### EXCERPTED RECORDS
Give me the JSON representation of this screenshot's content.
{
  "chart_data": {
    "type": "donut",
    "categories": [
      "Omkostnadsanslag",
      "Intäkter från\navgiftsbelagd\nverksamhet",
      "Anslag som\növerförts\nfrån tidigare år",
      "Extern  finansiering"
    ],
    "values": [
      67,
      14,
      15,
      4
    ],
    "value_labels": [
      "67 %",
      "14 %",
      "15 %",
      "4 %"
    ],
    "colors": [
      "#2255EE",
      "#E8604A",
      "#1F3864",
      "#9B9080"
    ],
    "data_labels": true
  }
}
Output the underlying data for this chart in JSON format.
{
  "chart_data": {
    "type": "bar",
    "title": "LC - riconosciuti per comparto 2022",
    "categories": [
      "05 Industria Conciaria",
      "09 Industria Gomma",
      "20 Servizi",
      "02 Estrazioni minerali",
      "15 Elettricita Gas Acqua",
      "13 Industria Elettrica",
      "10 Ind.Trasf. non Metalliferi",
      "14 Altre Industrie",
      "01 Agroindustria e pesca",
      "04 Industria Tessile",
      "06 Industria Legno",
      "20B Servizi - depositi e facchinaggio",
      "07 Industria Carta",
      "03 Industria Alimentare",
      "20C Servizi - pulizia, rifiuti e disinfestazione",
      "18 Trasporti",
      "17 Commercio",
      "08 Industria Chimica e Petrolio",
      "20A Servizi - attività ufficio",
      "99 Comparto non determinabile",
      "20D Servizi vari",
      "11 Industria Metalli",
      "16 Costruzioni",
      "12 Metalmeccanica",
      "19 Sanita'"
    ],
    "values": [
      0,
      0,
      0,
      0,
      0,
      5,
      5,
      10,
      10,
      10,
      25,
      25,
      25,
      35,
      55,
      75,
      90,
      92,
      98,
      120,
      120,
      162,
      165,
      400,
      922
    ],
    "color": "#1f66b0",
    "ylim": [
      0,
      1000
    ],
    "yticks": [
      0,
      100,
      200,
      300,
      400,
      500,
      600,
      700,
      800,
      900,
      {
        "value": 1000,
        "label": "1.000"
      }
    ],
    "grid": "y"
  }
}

### EXERCISE AIM
Output each record exactly, leaving nothing out.

### ANSWER TO THIS TASK
Give me the JSON representation of this screenshot's content.
{
  "chart_data": {
    "type": "donut",
    "categories": [
      "Omkostnadsanslag",
      "Intäkter från\navgiftsbelagd\nverksamhet",
      "Anslag som\növerförts\nfrån tidigare år",
      "Extern  finansiering"
    ],
    "values": [
      67,
      14,
      15,
      4
    ],
    "value_labels": [
      "67 %",
      "14 %",
      "15 %",
      "4 %"
    ],
    "colors": [
      "#2255EE",
      "#E8604A",
      "#1F3864",
      "#9B9080"
    ],
    "data_labels": true
  }
}
Output the underlying data for this chart in JSON format.
{
  "chart_data": {
    "type": "bar",
    "title": "LC - riconosciuti per comparto 2022",
    "categories": [
      "05 Industria Conciaria",
      "09 Industria Gomma",
      "20 Servizi",
      "02 Estrazioni minerali",
      "15 Elettricita Gas Acqua",
      "13 Industria Elettrica",
      "10 Ind.Trasf. non Metalliferi",
      "14 Altre Industrie",
      "01 Agroindustria e pesca",
      "04 Industria Tessile",
      "06 Industria Legno",
      "20B Servizi - depositi e facchinaggio",
      "07 Industria Carta",
      "03 Industria Alimentare",
      "20C Servizi - pulizia, rifiuti e disinfestazione",
      "18 Trasporti",
      "17 Commercio",
      "08 Industria Chimica e Petrolio",
      "20A Servizi - attività ufficio",
      "99 Comparto non determinabile",
      "20D Servizi vari",
      "11 Industria Metalli",
      "16 Costruzioni",
      "12 Metalmeccanica",
      "19 Sanita'"
    ],
    "values": [
      0,
      0,
      0,
      0,
      0,
      5,
      5,
      10,
      10,
      10,
      25,
      25,
      25,
      35,
      55,
      75,
      90,
      92,
      98,
      120,
      120,
      162,
      165,
      400,
      922
    ],
    "color": "#1f66b0",
    "ylim": [
      0,
      1000
    ],
    "yticks": [
      0,
      100,
      200,
      300,
      400,
      500,
      600,
      700,
      800,
      900,
      {
        "value": 1000,
        "label": "1.000"
      }
    ],
    "grid": "y"
  }
}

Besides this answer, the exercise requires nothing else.